### RECORDS PROVIDED
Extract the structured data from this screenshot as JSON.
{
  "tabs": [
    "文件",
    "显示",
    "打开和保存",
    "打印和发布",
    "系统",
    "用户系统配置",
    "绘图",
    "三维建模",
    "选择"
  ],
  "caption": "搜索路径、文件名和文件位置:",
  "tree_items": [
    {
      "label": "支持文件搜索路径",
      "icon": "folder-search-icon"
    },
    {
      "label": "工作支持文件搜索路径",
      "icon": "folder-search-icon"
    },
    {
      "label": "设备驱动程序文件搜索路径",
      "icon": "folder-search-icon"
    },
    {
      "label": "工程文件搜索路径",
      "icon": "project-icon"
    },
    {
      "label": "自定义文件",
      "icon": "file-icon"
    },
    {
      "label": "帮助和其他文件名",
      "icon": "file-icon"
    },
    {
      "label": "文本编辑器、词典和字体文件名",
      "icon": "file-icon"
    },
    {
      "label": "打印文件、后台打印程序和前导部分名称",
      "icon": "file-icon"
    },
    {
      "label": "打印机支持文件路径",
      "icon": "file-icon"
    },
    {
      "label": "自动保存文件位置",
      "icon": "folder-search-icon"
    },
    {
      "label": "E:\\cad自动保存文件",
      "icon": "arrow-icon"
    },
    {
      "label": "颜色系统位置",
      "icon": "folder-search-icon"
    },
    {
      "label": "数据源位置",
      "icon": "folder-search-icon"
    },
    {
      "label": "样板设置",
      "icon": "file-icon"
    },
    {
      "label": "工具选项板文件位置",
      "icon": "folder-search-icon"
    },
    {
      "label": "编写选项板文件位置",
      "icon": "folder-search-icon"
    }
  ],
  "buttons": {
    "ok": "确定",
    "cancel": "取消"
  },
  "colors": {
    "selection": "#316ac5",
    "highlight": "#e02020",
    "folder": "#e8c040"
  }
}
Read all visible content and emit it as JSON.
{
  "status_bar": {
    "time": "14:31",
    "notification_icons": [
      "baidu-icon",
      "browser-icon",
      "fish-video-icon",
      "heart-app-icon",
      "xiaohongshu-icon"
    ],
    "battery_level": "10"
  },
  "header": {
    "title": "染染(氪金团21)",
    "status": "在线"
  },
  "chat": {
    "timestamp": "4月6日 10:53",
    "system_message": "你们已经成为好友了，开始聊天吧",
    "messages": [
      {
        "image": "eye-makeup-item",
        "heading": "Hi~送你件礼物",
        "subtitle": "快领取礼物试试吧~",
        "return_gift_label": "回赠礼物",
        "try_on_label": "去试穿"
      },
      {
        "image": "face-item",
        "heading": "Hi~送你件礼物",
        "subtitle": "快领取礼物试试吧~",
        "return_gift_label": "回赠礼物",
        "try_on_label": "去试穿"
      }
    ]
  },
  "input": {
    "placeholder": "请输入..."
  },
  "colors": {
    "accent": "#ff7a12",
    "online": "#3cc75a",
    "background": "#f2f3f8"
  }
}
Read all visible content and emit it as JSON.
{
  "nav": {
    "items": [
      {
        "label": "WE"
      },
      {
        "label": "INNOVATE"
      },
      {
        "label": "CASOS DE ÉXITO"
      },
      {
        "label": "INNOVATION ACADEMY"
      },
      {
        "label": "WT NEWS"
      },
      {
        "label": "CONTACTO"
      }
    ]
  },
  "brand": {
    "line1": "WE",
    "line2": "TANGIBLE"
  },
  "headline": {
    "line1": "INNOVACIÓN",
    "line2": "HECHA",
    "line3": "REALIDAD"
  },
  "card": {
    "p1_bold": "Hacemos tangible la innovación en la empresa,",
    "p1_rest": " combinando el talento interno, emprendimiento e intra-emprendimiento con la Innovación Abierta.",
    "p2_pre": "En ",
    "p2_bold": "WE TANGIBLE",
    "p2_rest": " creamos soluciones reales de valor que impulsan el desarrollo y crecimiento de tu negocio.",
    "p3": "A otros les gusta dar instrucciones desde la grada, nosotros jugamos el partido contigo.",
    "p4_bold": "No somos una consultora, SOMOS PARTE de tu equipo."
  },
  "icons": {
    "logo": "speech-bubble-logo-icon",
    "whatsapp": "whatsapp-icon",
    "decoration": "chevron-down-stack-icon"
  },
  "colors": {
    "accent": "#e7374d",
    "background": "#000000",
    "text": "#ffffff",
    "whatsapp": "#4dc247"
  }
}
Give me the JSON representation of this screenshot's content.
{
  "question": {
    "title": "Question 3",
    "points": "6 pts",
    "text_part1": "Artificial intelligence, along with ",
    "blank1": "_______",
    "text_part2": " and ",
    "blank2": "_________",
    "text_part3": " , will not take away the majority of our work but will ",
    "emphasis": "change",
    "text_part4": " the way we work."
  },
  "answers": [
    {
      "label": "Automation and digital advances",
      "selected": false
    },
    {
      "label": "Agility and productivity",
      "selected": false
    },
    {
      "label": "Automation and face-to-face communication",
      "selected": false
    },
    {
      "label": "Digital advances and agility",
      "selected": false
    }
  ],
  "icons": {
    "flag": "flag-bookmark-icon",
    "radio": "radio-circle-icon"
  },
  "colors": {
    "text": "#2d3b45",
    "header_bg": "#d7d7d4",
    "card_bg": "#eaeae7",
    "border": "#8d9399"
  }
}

### DESCRIPTION OF THE TASK
Copy out the whole listing, exactly as written.

### THE COMPLETED TASK
Extract the structured data from this screenshot as JSON.
{
  "tabs": [
    "文件",
    "显示",
    "打开和保存",
    "打印和发布",
    "系统",
    "用户系统配置",
    "绘图",
    "三维建模",
    "选择"
  ],
  "caption": "搜索路径、文件名和文件位置:",
  "tree_items": [
    {
      "label": "支持文件搜索路径",
      "icon": "folder-search-icon"
    },
    {
      "label": "工作支持文件搜索路径",
      "icon": "folder-search-icon"
    },
    {
      "label": "设备驱动程序文件搜索路径",
      "icon": "folder-search-icon"
    },
    {
      "label": "工程文件搜索路径",
      "icon": "project-icon"
    },
    {
      "label": "自定义文件",
      "icon": "file-icon"
    },
    {
      "label": "帮助和其他文件名",
      "icon": "file-icon"
    },
    {
      "label": "文本编辑器、词典和字体文件名",
      "icon": "file-icon"
    },
    {
      "label": "打印文件、后台打印程序和前导部分名称",
      "icon": "file-icon"
    },
    {
      "label": "打印机支持文件路径",
      "icon": "file-icon"
    },
    {
      "label": "自动保存文件位置",
      "icon": "folder-search-icon"
    },
    {
      "label": "E:\\cad自动保存文件",
      "icon": "arrow-icon"
    },
    {
      "label": "颜色系统位置",
      "icon": "folder-search-icon"
    },
    {
      "label": "数据源位置",
      "icon": "folder-search-icon"
    },
    {
      "label": "样板设置",
      "icon": "file-icon"
    },
    {
      "label": "工具选项板文件位置",
      "icon": "folder-search-icon"
    },
    {
      "label": "编写选项板文件位置",
      "icon": "folder-search-icon"
    }
  ],
  "buttons": {
    "ok": "确定",
    "cancel": "取消"
  },
  "colors": {
    "selection": "#316ac5",
    "highlight": "#e02020",
    "folder": "#e8c040"
  }
}
Read all visible content and emit it as JSON.
{
  "status_bar": {
    "time": "14:31",
    "notification_icons": [
      "baidu-icon",
      "browser-icon",
      "fish-video-icon",
      "heart-app-icon",
      "xiaohongshu-icon"
    ],
    "battery_level": "10"
  },
  "header": {
    "title": "染染(氪金团21)",
    "status": "在线"
  },
  "chat": {
    "timestamp": "4月6日 10:53",
    "system_message": "你们已经成为好友了，开始聊天吧",
    "messages": [
      {
        "image": "eye-makeup-item",
        "heading": "Hi~送你件礼物",
        "subtitle": "快领取礼物试试吧~",
        "return_gift_label": "回赠礼物",
        "try_on_label": "去试穿"
      },
      {
        "image": "face-item",
        "heading": "Hi~送你件礼物",
        "subtitle": "快领取礼物试试吧~",
        "return_gift_label": "回赠礼物",
        "try_on_label": "去试穿"
      }
    ]
  },
  "input": {
    "placeholder": "请输入..."
  },
  "colors": {
    "accent": "#ff7a12",
    "online": "#3cc75a",
    "background": "#f2f3f8"
  }
}
Read all visible content and emit it as JSON.
{
  "nav": {
    "items": [
      {
        "label": "WE"
      },
      {
        "label": "INNOVATE"
      },
      {
        "label": "CASOS DE ÉXITO"
      },
      {
        "label": "INNOVATION ACADEMY"
      },
      {
        "label": "WT NEWS"
      },
      {
        "label": "CONTACTO"
      }
    ]
  },
  "brand": {
    "line1": "WE",
    "line2": "TANGIBLE"
  },
  "headline": {
    "line1": "INNOVACIÓN",
    "line2": "HECHA",
    "line3": "REALIDAD"
  },
  "card": {
    "p1_bold": "Hacemos tangible la innovación en la empresa,",
    "p1_rest": " combinando el talento interno, emprendimiento e intra-emprendimiento con la Innovación Abierta.",
    "p2_pre": "En ",
    "p2_bold": "WE TANGIBLE",
    "p2_rest": " creamos soluciones reales de valor que impulsan el desarrollo y crecimiento de tu negocio.",
    "p3": "A otros les gusta dar instrucciones desde la grada, nosotros jugamos el partido contigo.",
    "p4_bold": "No somos una consultora, SOMOS PARTE de tu equipo."
  },
  "icons": {
    "logo": "speech-bubble-logo-icon",
    "whatsapp": "whatsapp-icon",
    "decoration": "chevron-down-stack-icon"
  },
  "colors": {
    "accent": "#e7374d",
    "background": "#000000",
    "text": "#ffffff",
    "whatsapp": "#4dc247"
  }
}
Give me the JSON representation of this screenshot's content.
{
  "question": {
    "title": "Question 3",
    "points": "6 pts",
    "text_part1": "Artificial intelligence, along with ",
    "blank1": "_______",
    "text_part2": " and ",
    "blank2": "_________",
    "text_part3": " , will not take away the majority of our work but will ",
    "emphasis": "change",
    "text_part4": " the way we work."
  },
  "answers": [
    {
      "label": "Automation and digital advances",
      "selected": false
    },
    {
      "label": "Agility and productivity",
      "selected": false
    },
    {
      "label": "Automation and face-to-face communication",
      "selected": false
    },
    {
      "label": "Digital advances and agility",
      "selected": false
    }
  ],
  "icons": {
    "flag": "flag-bookmark-icon",
    "radio": "radio-circle-icon"
  },
  "colors": {
    "text": "#2d3b45",
    "header_bg": "#d7d7d4",
    "card_bg": "#eaeae7",
    "border": "#8d9399"
  }
}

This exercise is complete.